Copy each line of the records that holds the string "CustomerDemo".

--- Begin Data in this exercise ---

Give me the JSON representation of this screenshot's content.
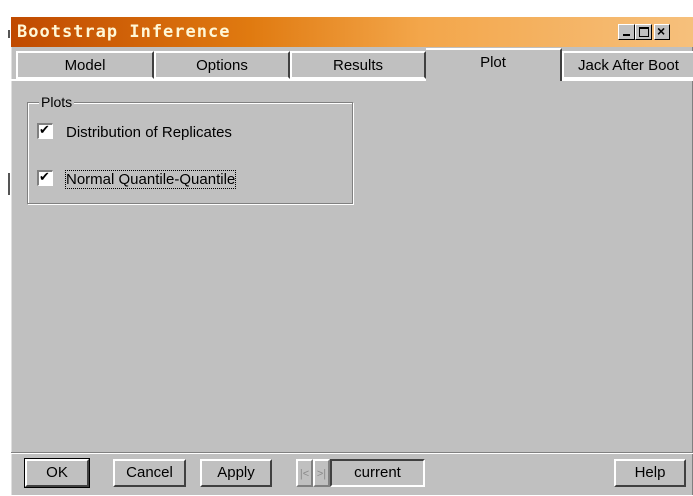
{
  "window": {
    "title": "Bootstrap Inference"
  },
  "tabs": [
    {
      "label": "Model",
      "active": false
    },
    {
      "label": "Options",
      "active": false
    },
    {
      "label": "Results",
      "active": false
    },
    {
      "label": "Plot",
      "active": true
    },
    {
      "label": "Jack After Boot",
      "active": false
    }
  ],
  "plots_group": {
    "label": "Plots",
    "options": [
      {
        "label": "Distribution of Replicates",
        "checked": true
      },
      {
        "label": "Normal Quantile-Quantile",
        "checked": true
      }
    ]
  },
  "bottom_bar": {
    "ok_label": "OK",
    "cancel_label": "Cancel",
    "apply_label": "Apply",
    "prev_glyph": "|<",
    "next_glyph": ">|",
    "current_label": "current",
    "help_label": "Help"
  },
  "icons": [
    "minimize-icon",
    "maximize-icon",
    "close-icon",
    "checkmark-icon",
    "first-record-icon",
    "next-record-icon"
  ],
  "colors": {
    "titlebar_start": "#c04a00",
    "titlebar_end": "#f6c07c",
    "title_text": "#fff7d6",
    "face": "#c0c0c0"
  }
}
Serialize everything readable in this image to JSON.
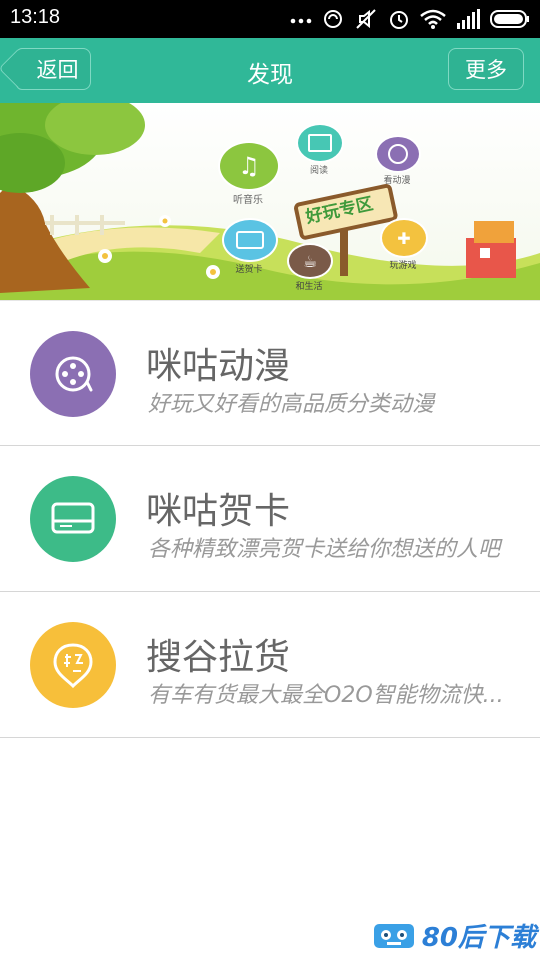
{
  "status_bar": {
    "time": "13:18",
    "icons": [
      "more-icon",
      "sync-icon",
      "mute-icon",
      "alarm-icon",
      "wifi-icon",
      "signal-icon",
      "battery-icon"
    ]
  },
  "header": {
    "back_label": "返回",
    "title": "发现",
    "more_label": "更多"
  },
  "banner": {
    "headline": "好玩专区",
    "bubbles": [
      {
        "label": "听音乐",
        "icon": "music-icon",
        "color": "#8cc63f"
      },
      {
        "label": "阅读",
        "icon": "book-icon",
        "color": "#47c7b4"
      },
      {
        "label": "看动漫",
        "icon": "film-icon",
        "color": "#8b6fb3"
      },
      {
        "label": "送贺卡",
        "icon": "card-icon",
        "color": "#5ac3e3"
      },
      {
        "label": "和生活",
        "icon": "coffee-icon",
        "color": "#7a5a48"
      },
      {
        "label": "玩游戏",
        "icon": "gamepad-icon",
        "color": "#f3c23f"
      }
    ]
  },
  "items": [
    {
      "name": "咪咕动漫",
      "desc": "好玩又好看的高品质分类动漫",
      "icon": "film-reel-icon",
      "color": "#8b6fb3"
    },
    {
      "name": "咪咕贺卡",
      "desc": "各种精致漂亮贺卡送给你想送的人吧",
      "icon": "card-icon",
      "color": "#3dbb88"
    },
    {
      "name": "搜谷拉货",
      "desc": "有车有货最大最全O2O智能物流快...",
      "icon": "cargo-tag-icon",
      "color": "#f7bf3a"
    }
  ],
  "watermark": {
    "text": "80后下载"
  }
}
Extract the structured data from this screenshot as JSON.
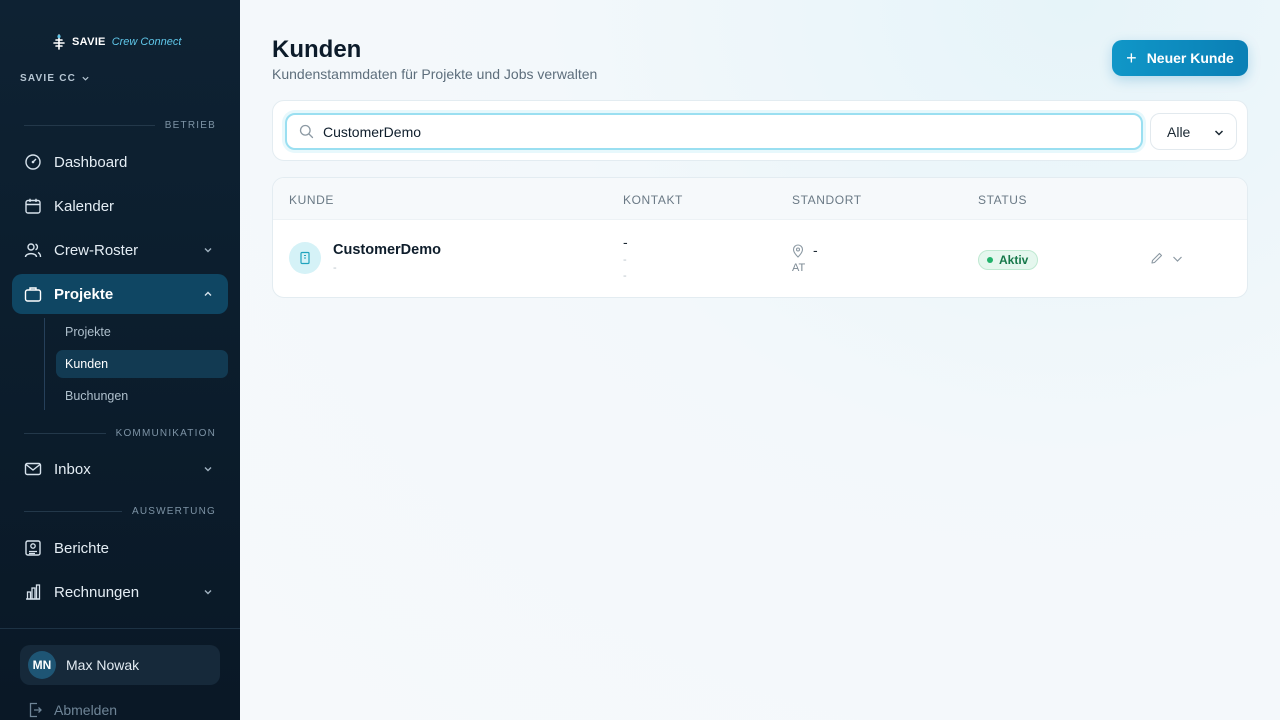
{
  "app": {
    "brand": "SAVIE",
    "product": "Crew Connect",
    "workspace": "SAVIE CC"
  },
  "sidebar": {
    "sections": {
      "betrieb": "BETRIEB",
      "kommunikation": "KOMMUNIKATION",
      "auswertung": "AUSWERTUNG"
    },
    "items": [
      {
        "label": "Dashboard",
        "icon": "dashboard-icon"
      },
      {
        "label": "Kalender",
        "icon": "calendar-icon"
      },
      {
        "label": "Crew-Roster",
        "icon": "users-icon",
        "expandable": true
      },
      {
        "label": "Projekte",
        "icon": "briefcase-icon",
        "expandable": true,
        "active": true
      },
      {
        "label": "Inbox",
        "icon": "mail-icon",
        "expandable": true
      },
      {
        "label": "Berichte",
        "icon": "report-icon"
      },
      {
        "label": "Rechnungen",
        "icon": "bar-chart-icon",
        "expandable": true
      }
    ],
    "projekte_sub": [
      {
        "label": "Projekte"
      },
      {
        "label": "Kunden",
        "active": true
      },
      {
        "label": "Buchungen"
      }
    ],
    "user": {
      "initials": "MN",
      "name": "Max Nowak"
    },
    "logout_label": "Abmelden"
  },
  "main": {
    "title": "Kunden",
    "subtitle": "Kundenstammdaten für Projekte und Jobs verwalten",
    "new_button_label": "Neuer Kunde",
    "search": {
      "value": "CustomerDemo"
    },
    "status_filter": {
      "selected": "Alle"
    },
    "table": {
      "columns": [
        "KUNDE",
        "KONTAKT",
        "STANDORT",
        "STATUS"
      ],
      "rows": [
        {
          "name": "CustomerDemo",
          "sub": "-",
          "contact_main": "-",
          "contact_line2": "-",
          "contact_line3": "-",
          "location": "-",
          "country": "AT",
          "status": "Aktiv"
        }
      ]
    }
  },
  "colors": {
    "sidebar_bg": "#0e2233",
    "active_nav": "#0f4663",
    "accent": "#0a8fc4",
    "status_active": "#16784a"
  }
}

--- End Data in this exercise ---

* **Complete answer**:
      "value": "CustomerDemo"
          "name": "CustomerDemo",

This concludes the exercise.